(Data records)
------------------------------
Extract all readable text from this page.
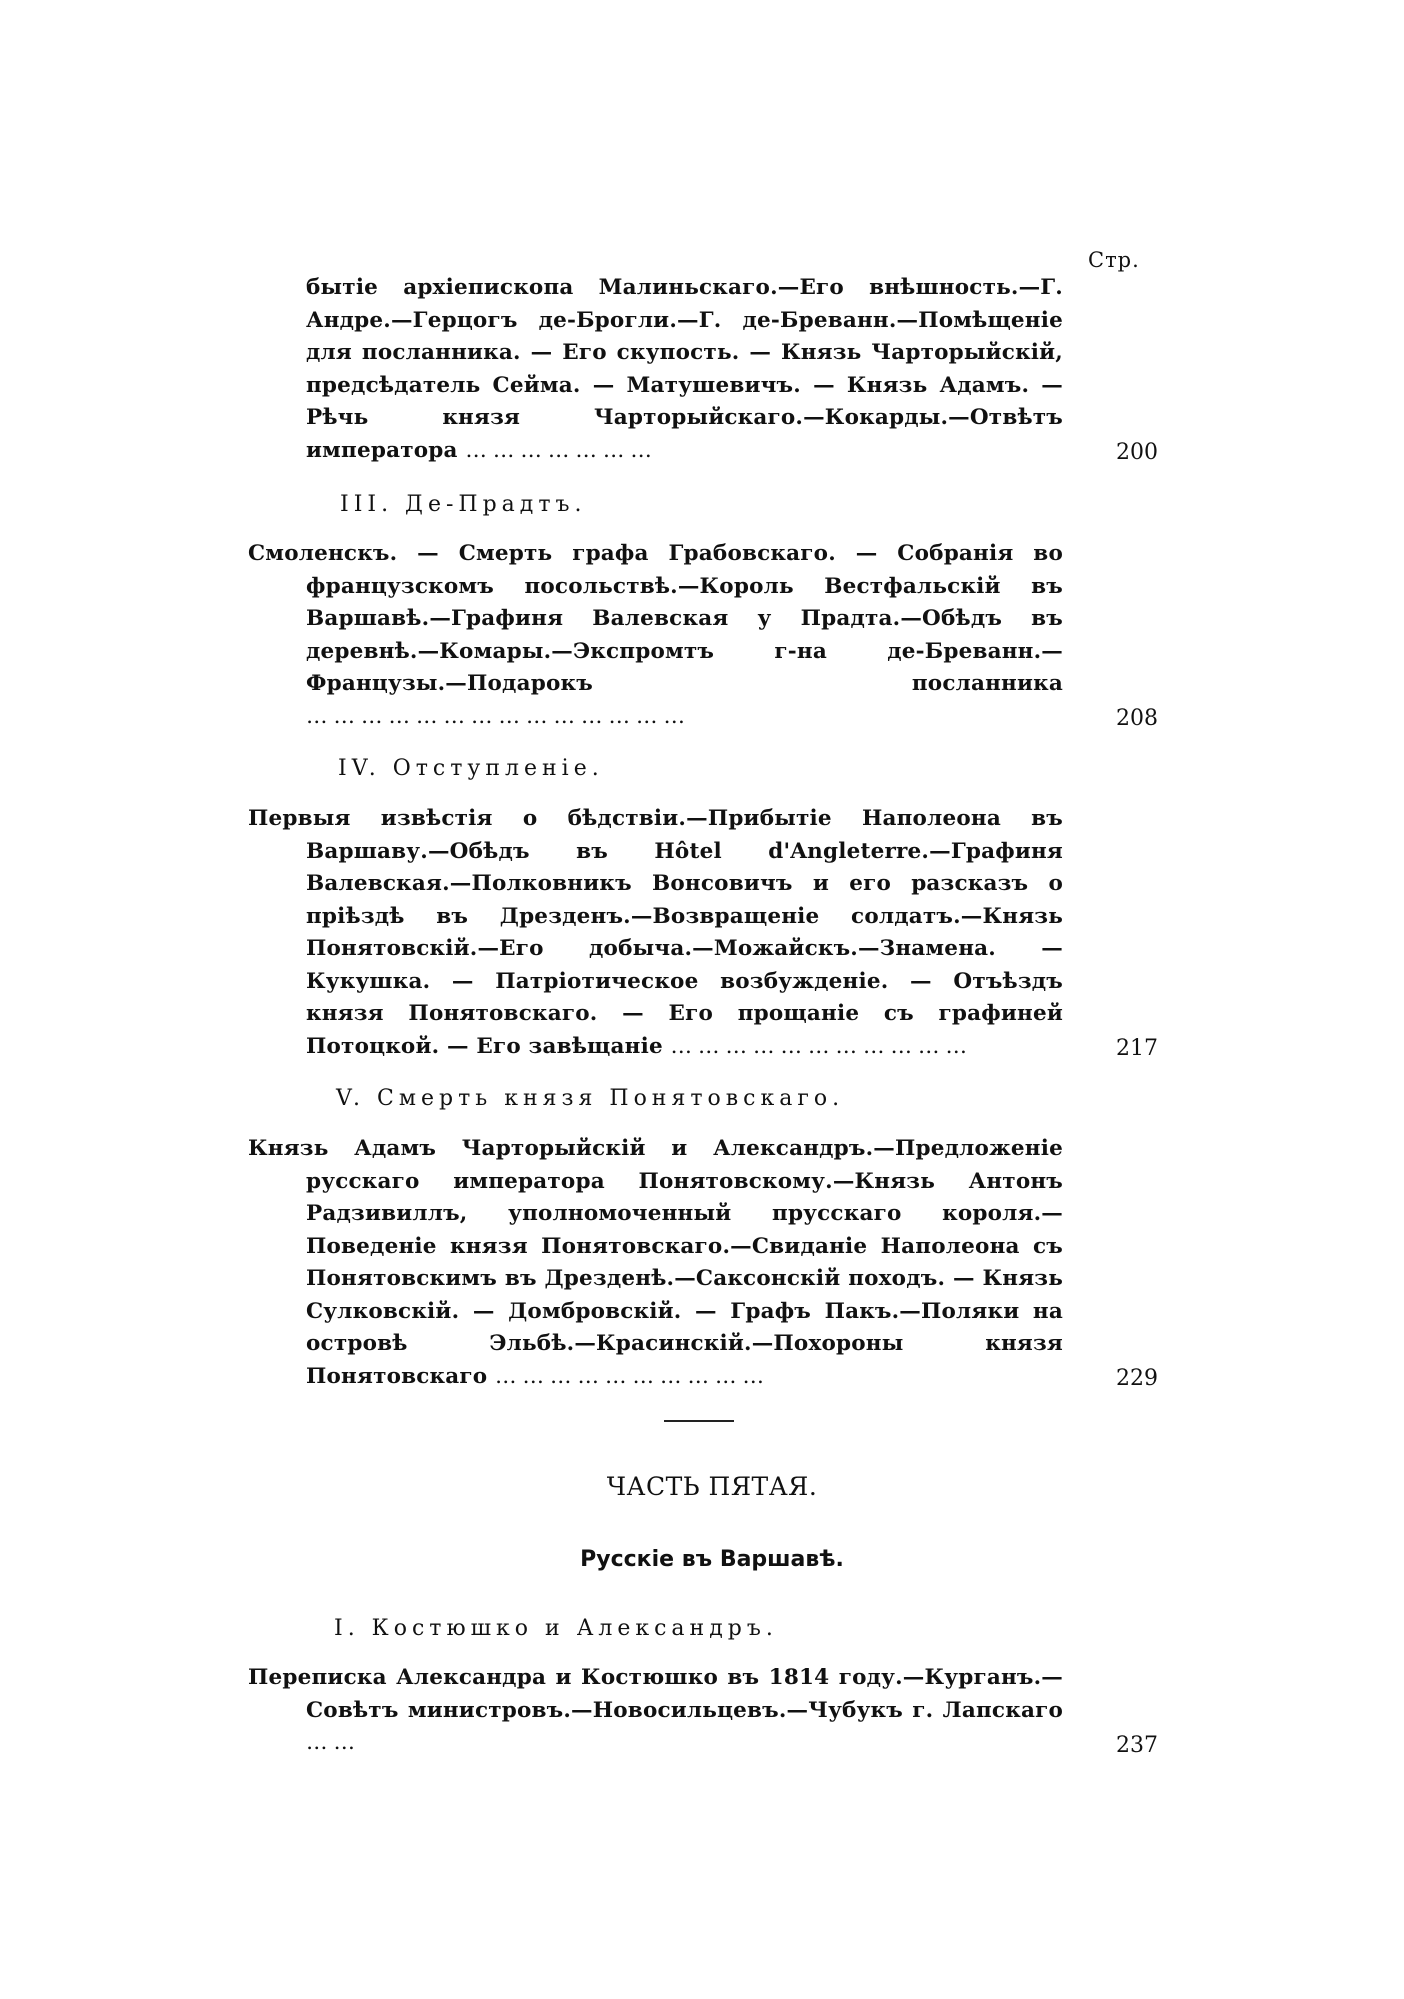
Стр.
бытіе архіепископа Малиньскаго.—Его внѣшность.—Г. Андре.—Герцогъ де-Брогли.—Г. де-Бреванн.—Помѣщеніе для посланника. — Его скупость. — Князь Чарторыйскій, предсѣдатель Сейма. — Матушевичъ. — Князь Адамъ. — Рѣчь князя Чарторыйскаго.—Кокарды.—Отвѣтъ императора …………………	200
III. Де-Прадтъ.
Смоленскъ. — Смерть графа Грабовскаго. — Собранія во французскомъ посольствѣ.—Король Вестфальскій въ Варшавѣ.—Графиня Валевская у Прадта.—Обѣдъ въ деревнѣ.—Комары.—Экспромтъ г-на де-Бреванн.—Французы.—Подарокъ посланника ……………………………………	208
IV. Отступленіе.
Первыя извѣстія о бѣдствіи.—Прибытіе Наполеона въ Варшаву.—Обѣдъ въ Hôtel d'Angleterre.—Графиня Валевская.—Полковникъ Вонсовичъ и его разсказъ о пріѣздѣ въ Дрезденъ.—Возвращеніе солдатъ.—Князь Понятовскій.—Его добыча.—Можайскъ.—Знамена. — Кукушка. — Патріотическое возбужденіе. — Отъѣздъ князя Понятовскаго. — Его прощаніе съ графиней Потоцкой. — Его завѣщаніе ……………………………	217
V. Смерть князя Понятовскаго.
Князь Адамъ Чарторыйскій и Александръ.—Предложеніе русскаго императора Понятовскому.—Князь Антонъ Радзивиллъ, уполномоченный прусскаго короля.—Поведеніе князя Понятовскаго.—Свиданіе Наполеона съ Понятовскимъ въ Дрезденѣ.—Саксонскій походъ. — Князь Сулковскій. — Домбровскій. — Графъ Пакъ.—Поляки на островѣ Эльбѣ.—Красинскій.—Похороны князя Понятовскаго …………………………	229
ЧАСТЬ ПЯТАЯ.
Русскіе въ Варшавѣ.
I. Костюшко и Александръ.
Переписка Александра и Костюшко въ 1814 году.—Курганъ.—Совѣтъ министровъ.—Новосильцевъ.—Чубукъ г. Лапскаго ……	237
------------------------------
> [Stated exercise] Show every line in the entries where the string "Костюшко" occurs.

> [Result below]
I. Костюшко и Александръ.
Переписка Александра и Костюшко въ 1814 году.—Курганъ.—Совѣтъ министровъ.—Новосильцевъ.—Чубукъ г. Лапскаго ……	237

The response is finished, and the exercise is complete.